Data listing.
================
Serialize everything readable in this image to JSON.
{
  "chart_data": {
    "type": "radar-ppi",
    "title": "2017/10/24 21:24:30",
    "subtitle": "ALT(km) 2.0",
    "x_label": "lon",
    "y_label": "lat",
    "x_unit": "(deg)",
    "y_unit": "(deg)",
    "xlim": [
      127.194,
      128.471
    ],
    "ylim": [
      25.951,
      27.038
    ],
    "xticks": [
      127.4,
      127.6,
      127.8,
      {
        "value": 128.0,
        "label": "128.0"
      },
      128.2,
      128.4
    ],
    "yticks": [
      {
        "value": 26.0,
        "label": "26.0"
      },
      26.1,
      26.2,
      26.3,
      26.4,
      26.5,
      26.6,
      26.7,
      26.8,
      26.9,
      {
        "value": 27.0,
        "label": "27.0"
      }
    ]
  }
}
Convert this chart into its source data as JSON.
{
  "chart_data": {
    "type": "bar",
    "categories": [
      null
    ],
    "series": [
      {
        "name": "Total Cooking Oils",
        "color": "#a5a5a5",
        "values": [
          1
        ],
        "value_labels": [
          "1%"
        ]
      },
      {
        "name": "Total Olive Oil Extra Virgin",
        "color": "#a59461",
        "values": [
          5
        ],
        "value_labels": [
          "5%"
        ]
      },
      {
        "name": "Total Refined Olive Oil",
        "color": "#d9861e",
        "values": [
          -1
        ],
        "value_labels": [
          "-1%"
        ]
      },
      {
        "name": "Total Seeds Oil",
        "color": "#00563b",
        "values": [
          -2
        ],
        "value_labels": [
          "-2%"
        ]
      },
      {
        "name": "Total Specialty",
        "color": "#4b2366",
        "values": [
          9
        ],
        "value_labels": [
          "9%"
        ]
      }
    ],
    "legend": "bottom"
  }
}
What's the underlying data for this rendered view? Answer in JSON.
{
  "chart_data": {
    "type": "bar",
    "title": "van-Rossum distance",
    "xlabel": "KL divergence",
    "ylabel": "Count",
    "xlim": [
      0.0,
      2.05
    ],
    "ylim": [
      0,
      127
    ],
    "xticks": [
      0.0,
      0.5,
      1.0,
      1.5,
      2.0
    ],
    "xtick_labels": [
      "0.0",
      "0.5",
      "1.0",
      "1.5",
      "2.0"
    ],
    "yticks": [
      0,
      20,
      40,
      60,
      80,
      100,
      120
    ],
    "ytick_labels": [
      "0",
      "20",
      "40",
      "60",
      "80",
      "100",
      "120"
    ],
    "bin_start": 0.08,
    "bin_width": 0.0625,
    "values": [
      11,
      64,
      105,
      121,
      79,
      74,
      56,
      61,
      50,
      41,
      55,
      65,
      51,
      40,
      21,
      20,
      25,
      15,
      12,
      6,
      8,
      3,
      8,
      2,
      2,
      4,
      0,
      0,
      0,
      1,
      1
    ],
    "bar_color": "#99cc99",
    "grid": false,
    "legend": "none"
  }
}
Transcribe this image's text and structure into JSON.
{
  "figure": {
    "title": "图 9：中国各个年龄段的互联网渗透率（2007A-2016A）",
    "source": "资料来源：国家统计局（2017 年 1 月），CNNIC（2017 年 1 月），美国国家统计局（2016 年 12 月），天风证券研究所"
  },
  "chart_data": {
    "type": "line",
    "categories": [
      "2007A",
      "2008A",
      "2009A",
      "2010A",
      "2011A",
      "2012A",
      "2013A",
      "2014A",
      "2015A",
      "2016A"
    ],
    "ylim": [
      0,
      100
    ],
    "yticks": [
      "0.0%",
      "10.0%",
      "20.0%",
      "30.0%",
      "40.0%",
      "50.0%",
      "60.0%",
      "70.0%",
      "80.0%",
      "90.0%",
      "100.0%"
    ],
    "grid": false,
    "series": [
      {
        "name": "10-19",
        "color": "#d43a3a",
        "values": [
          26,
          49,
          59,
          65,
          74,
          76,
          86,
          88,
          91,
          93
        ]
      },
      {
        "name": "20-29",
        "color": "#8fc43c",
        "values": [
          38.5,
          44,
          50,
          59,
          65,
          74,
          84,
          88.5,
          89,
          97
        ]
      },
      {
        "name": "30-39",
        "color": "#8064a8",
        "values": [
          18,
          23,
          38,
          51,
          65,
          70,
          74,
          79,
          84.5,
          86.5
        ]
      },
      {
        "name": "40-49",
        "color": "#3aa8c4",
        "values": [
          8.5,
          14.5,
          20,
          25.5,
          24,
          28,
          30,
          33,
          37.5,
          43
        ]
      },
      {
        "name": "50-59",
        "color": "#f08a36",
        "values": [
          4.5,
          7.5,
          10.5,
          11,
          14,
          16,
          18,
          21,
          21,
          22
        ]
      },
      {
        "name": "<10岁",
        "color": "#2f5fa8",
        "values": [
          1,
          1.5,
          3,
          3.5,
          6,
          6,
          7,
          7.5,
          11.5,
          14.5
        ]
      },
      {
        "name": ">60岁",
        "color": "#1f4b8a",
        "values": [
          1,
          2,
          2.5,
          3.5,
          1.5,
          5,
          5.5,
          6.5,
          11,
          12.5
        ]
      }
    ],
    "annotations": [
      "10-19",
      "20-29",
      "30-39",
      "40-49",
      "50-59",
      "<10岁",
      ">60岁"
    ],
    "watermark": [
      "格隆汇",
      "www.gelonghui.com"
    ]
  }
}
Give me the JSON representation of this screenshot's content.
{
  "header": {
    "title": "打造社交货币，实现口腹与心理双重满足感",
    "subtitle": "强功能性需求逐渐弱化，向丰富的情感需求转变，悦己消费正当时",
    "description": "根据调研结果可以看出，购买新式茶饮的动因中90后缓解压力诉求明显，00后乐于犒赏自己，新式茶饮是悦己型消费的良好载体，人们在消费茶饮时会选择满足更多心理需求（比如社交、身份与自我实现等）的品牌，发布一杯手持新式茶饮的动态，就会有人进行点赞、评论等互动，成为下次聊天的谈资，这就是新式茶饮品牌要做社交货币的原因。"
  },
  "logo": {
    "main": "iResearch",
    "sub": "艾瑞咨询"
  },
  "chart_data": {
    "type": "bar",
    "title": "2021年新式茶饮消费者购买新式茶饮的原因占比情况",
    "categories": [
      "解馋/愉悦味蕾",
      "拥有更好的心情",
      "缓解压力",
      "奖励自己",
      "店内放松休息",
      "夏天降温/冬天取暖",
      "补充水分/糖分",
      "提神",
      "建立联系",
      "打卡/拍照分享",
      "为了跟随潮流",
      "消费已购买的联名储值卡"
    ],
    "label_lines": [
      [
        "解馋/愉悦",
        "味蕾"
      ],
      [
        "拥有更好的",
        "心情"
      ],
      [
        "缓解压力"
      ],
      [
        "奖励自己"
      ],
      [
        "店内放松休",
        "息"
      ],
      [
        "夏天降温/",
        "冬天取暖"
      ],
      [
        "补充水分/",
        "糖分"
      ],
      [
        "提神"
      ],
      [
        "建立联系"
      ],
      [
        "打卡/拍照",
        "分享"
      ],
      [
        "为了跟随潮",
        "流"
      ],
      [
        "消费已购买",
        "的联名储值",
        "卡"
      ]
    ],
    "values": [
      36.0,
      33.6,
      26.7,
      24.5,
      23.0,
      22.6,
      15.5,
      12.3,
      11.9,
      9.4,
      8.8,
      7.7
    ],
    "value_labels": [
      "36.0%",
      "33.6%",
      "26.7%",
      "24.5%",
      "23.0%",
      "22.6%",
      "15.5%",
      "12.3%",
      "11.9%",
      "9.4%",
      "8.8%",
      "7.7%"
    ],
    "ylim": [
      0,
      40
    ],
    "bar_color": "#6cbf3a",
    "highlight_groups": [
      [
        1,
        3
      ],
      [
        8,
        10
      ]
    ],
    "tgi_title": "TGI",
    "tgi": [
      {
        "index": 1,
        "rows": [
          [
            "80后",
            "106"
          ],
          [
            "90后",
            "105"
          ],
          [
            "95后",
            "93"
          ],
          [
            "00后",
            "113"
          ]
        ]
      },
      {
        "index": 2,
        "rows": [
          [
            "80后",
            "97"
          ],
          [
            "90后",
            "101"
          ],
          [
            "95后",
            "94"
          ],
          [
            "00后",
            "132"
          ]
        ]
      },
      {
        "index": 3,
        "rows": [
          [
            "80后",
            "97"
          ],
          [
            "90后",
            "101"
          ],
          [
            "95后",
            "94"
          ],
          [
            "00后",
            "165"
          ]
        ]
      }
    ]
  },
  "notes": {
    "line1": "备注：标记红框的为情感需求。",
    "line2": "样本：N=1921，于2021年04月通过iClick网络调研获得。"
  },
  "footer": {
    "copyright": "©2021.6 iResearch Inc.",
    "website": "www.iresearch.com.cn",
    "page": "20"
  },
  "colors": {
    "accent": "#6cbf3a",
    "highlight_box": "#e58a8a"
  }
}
================
Consider the entries above and return each line with the string "into".

Convert this chart into its source data as JSON.
Transcribe this image's text and structure into JSON.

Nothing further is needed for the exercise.